THE TASK:
Gather up the lines with the word "dotted" in them.

━━ SOURCE RECORDS

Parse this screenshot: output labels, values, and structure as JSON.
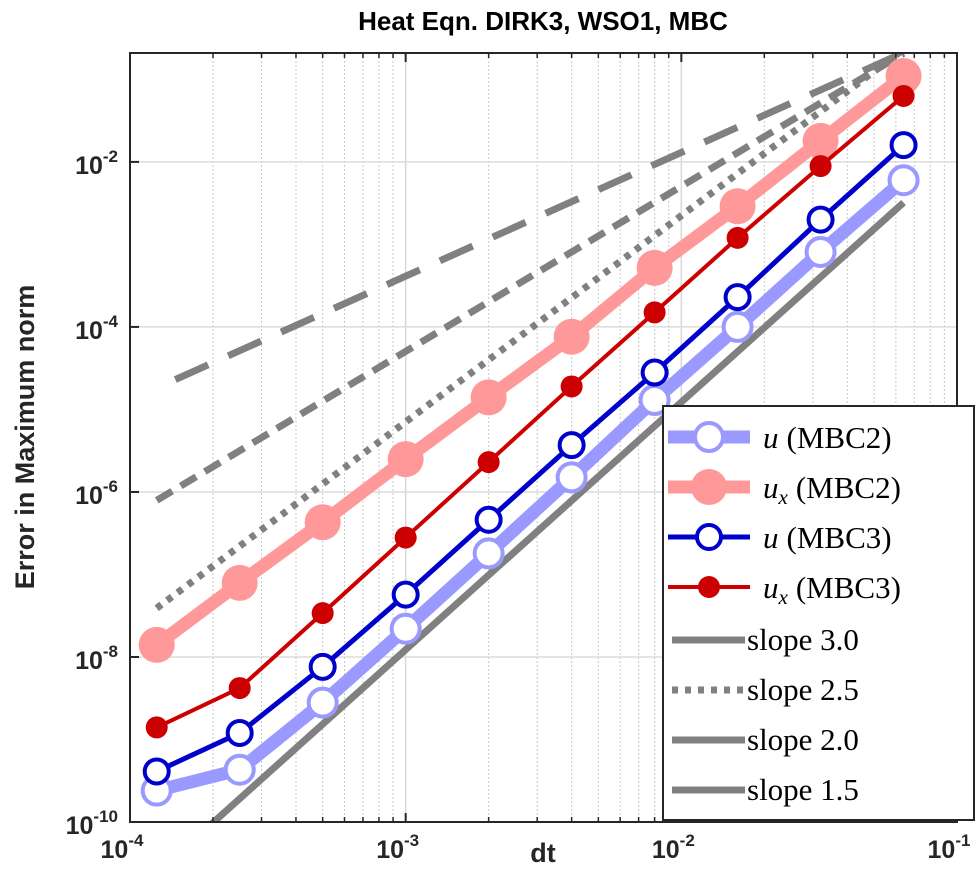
{
  "chart_data": {
    "type": "line",
    "title": "Heat Eqn. DIRK3, WSO1, MBC",
    "xlabel": "dt",
    "ylabel": "Error in Maximum norm",
    "xscale": "log",
    "yscale": "log",
    "xlim": [
      0.0001,
      0.1
    ],
    "ylim": [
      1e-10,
      0.2
    ],
    "xticks": [
      {
        "base": "10",
        "exp": "-4"
      },
      {
        "base": "10",
        "exp": "-3"
      },
      {
        "base": "10",
        "exp": "-2"
      },
      {
        "base": "10",
        "exp": "-1"
      }
    ],
    "yticks": [
      {
        "base": "10",
        "exp": "-10"
      },
      {
        "base": "10",
        "exp": "-8"
      },
      {
        "base": "10",
        "exp": "-6"
      },
      {
        "base": "10",
        "exp": "-4"
      },
      {
        "base": "10",
        "exp": "-2"
      }
    ],
    "grid": "major y, minor x (dotted)",
    "legend_placement": "bottom-right",
    "x": [
      0.000125,
      0.00025,
      0.0005,
      0.001,
      0.002,
      0.004,
      0.008,
      0.016,
      0.032,
      0.064
    ],
    "series": [
      {
        "name": "u (MBC2)",
        "var": "u",
        "sub": "",
        "tag": "(MBC2)",
        "color": "#9999ff",
        "marker": "open-circle",
        "values": [
          2.4e-10,
          4.3e-10,
          2.8e-09,
          2.2e-08,
          1.8e-07,
          1.5e-06,
          1.3e-05,
          0.0001,
          0.00081,
          0.006
        ]
      },
      {
        "name": "u_x (MBC2)",
        "var": "u",
        "sub": "x",
        "tag": "(MBC2)",
        "color": "#ff9999",
        "marker": "filled-circle",
        "values": [
          1.4e-08,
          7.9e-08,
          4.3e-07,
          2.5e-06,
          1.4e-05,
          7.6e-05,
          0.00052,
          0.0029,
          0.018,
          0.11
        ]
      },
      {
        "name": "u (MBC3)",
        "var": "u",
        "sub": "",
        "tag": "(MBC3)",
        "color": "#0000cc",
        "marker": "open-circle",
        "values": [
          4.1e-10,
          1.2e-09,
          7.6e-09,
          5.7e-08,
          4.6e-07,
          3.7e-06,
          2.8e-05,
          0.00023,
          0.002,
          0.016
        ]
      },
      {
        "name": "u_x (MBC3)",
        "var": "u",
        "sub": "x",
        "tag": "(MBC3)",
        "color": "#cc0000",
        "marker": "filled-circle",
        "values": [
          1.4e-09,
          4.2e-09,
          3.4e-08,
          2.8e-07,
          2.3e-06,
          1.9e-05,
          0.00015,
          0.0012,
          0.0089,
          0.063
        ]
      }
    ],
    "reference_lines": [
      {
        "name": "slope 3.0",
        "slope": 3.0,
        "style": "solid",
        "color": "#808080",
        "x_start": 0.000195,
        "y_start": 9.1e-11,
        "x_end": 0.064
      },
      {
        "name": "slope 2.5",
        "slope": 2.5,
        "style": "dotted",
        "color": "#808080",
        "x_start": 0.000125,
        "y_start": 3.9e-08,
        "x_end": 0.064
      },
      {
        "name": "slope 2.0",
        "slope": 2.0,
        "style": "dashed",
        "color": "#808080",
        "x_start": 0.000125,
        "y_start": 7.9e-07,
        "x_end": 0.064
      },
      {
        "name": "slope 1.5",
        "slope": 1.5,
        "style": "long-dashed",
        "color": "#808080",
        "x_start": 0.000146,
        "y_start": 2.3e-05,
        "x_end": 0.064
      }
    ]
  }
}
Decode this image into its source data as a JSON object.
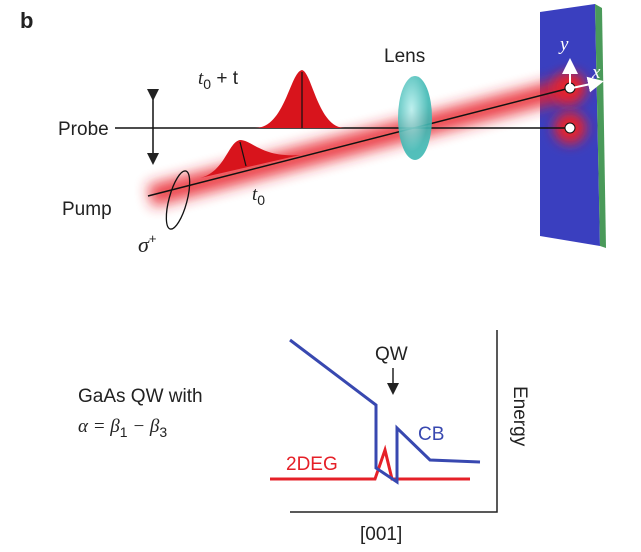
{
  "panel": "b",
  "setup": {
    "probe": "Probe",
    "pump": "Pump",
    "lens": "Lens",
    "probe_delay": {
      "symbol": "t",
      "subscript": "0",
      "suffix": " + t"
    },
    "pump_time": {
      "symbol": "t",
      "subscript": "0"
    },
    "polarization": {
      "symbol": "σ",
      "superscript": "+"
    },
    "axis_y": "y",
    "axis_x": "x"
  },
  "band_diagram": {
    "qw": "QW",
    "caption_line1": "GaAs QW with",
    "caption_line2": {
      "alpha": "α = β",
      "sub1": "1",
      "minus": " − β",
      "sub2": "3"
    },
    "cb": "CB",
    "twodeg": "2DEG",
    "y_axis": "Energy",
    "x_axis": "[001]"
  }
}
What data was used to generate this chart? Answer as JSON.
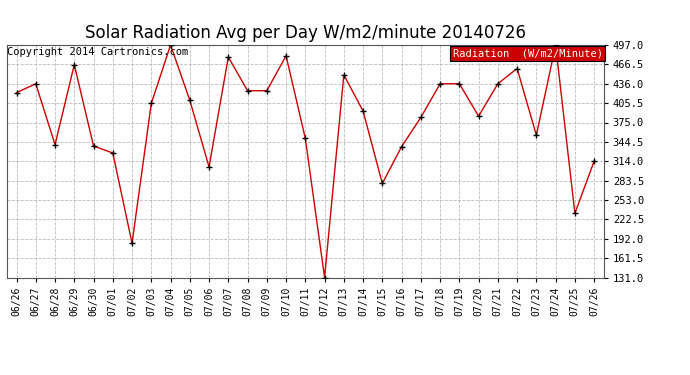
{
  "title": "Solar Radiation Avg per Day W/m2/minute 20140726",
  "copyright": "Copyright 2014 Cartronics.com",
  "legend_label": "Radiation  (W/m2/Minute)",
  "dates": [
    "06/26",
    "06/27",
    "06/28",
    "06/29",
    "06/30",
    "07/01",
    "07/02",
    "07/03",
    "07/04",
    "07/05",
    "07/06",
    "07/07",
    "07/08",
    "07/09",
    "07/10",
    "07/11",
    "07/12",
    "07/13",
    "07/14",
    "07/15",
    "07/16",
    "07/17",
    "07/18",
    "07/19",
    "07/20",
    "07/21",
    "07/22",
    "07/23",
    "07/24",
    "07/25",
    "07/26"
  ],
  "values": [
    422,
    436,
    340,
    466,
    338,
    327,
    185,
    405,
    497,
    410,
    305,
    478,
    425,
    425,
    480,
    350,
    131,
    450,
    393,
    279,
    337,
    383,
    436,
    436,
    385,
    436,
    460,
    355,
    497,
    232,
    314
  ],
  "y_ticks": [
    131.0,
    161.5,
    192.0,
    222.5,
    253.0,
    283.5,
    314.0,
    344.5,
    375.0,
    405.5,
    436.0,
    466.5,
    497.0
  ],
  "y_min": 131.0,
  "y_max": 497.0,
  "line_color": "#cc0000",
  "marker_color": "#000000",
  "bg_color": "#ffffff",
  "grid_color": "#aaaaaa",
  "title_fontsize": 12,
  "copyright_fontsize": 7.5,
  "legend_bg": "#cc0000",
  "legend_text_color": "#ffffff",
  "legend_fontsize": 7.5,
  "tick_fontsize": 7,
  "ytick_fontsize": 7.5
}
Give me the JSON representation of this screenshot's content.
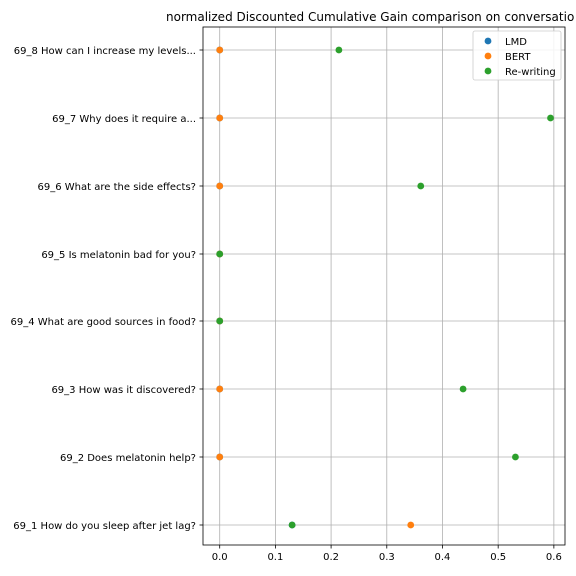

━━━━

PROBLEM SOLUTION:
    "grid": "major y, minor x (dotted)",
        "style": "dotted",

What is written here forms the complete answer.